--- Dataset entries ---
☆ ☆ ☆ ☆ ☆

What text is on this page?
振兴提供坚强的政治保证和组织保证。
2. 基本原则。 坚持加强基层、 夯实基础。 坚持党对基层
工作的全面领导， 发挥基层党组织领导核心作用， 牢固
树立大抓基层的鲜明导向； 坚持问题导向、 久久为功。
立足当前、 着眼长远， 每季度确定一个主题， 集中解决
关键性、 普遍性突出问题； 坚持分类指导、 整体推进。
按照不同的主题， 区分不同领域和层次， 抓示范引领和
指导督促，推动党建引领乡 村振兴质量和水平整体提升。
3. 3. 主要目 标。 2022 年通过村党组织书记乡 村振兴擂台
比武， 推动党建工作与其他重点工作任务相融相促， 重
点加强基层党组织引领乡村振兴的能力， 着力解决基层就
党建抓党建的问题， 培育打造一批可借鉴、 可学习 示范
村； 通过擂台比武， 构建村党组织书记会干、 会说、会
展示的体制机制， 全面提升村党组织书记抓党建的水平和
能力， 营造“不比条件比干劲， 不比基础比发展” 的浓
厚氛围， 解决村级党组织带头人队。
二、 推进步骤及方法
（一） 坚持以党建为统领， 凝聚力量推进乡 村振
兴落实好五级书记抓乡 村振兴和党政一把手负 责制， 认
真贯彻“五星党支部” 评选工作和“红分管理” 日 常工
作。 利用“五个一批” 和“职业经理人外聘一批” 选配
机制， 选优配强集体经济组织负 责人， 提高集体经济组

☆ ☆ ☆ ☆ ☆

--- WHAT YOU SHOULD DO ---
Give back all the data exactly as written.

--- RESULT OF THE TASK ---
What text is on this page?
振兴提供坚强的政治保证和组织保证。
2. 基本原则。 坚持加强基层、 夯实基础。 坚持党对基层
工作的全面领导， 发挥基层党组织领导核心作用， 牢固
树立大抓基层的鲜明导向； 坚持问题导向、 久久为功。
立足当前、 着眼长远， 每季度确定一个主题， 集中解决
关键性、 普遍性突出问题； 坚持分类指导、 整体推进。
按照不同的主题， 区分不同领域和层次， 抓示范引领和
指导督促，推动党建引领乡 村振兴质量和水平整体提升。
3. 3. 主要目 标。 2022 年通过村党组织书记乡 村振兴擂台
比武， 推动党建工作与其他重点工作任务相融相促， 重
点加强基层党组织引领乡村振兴的能力， 着力解决基层就
党建抓党建的问题， 培育打造一批可借鉴、 可学习 示范
村； 通过擂台比武， 构建村党组织书记会干、 会说、会
展示的体制机制， 全面提升村党组织书记抓党建的水平和
能力， 营造“不比条件比干劲， 不比基础比发展” 的浓
厚氛围， 解决村级党组织带头人队。
二、 推进步骤及方法
（一） 坚持以党建为统领， 凝聚力量推进乡 村振
兴落实好五级书记抓乡 村振兴和党政一把手负 责制， 认
真贯彻“五星党支部” 评选工作和“红分管理” 日 常工
作。 利用“五个一批” 和“职业经理人外聘一批” 选配
机制， 选优配强集体经济组织负 责人， 提高集体经济组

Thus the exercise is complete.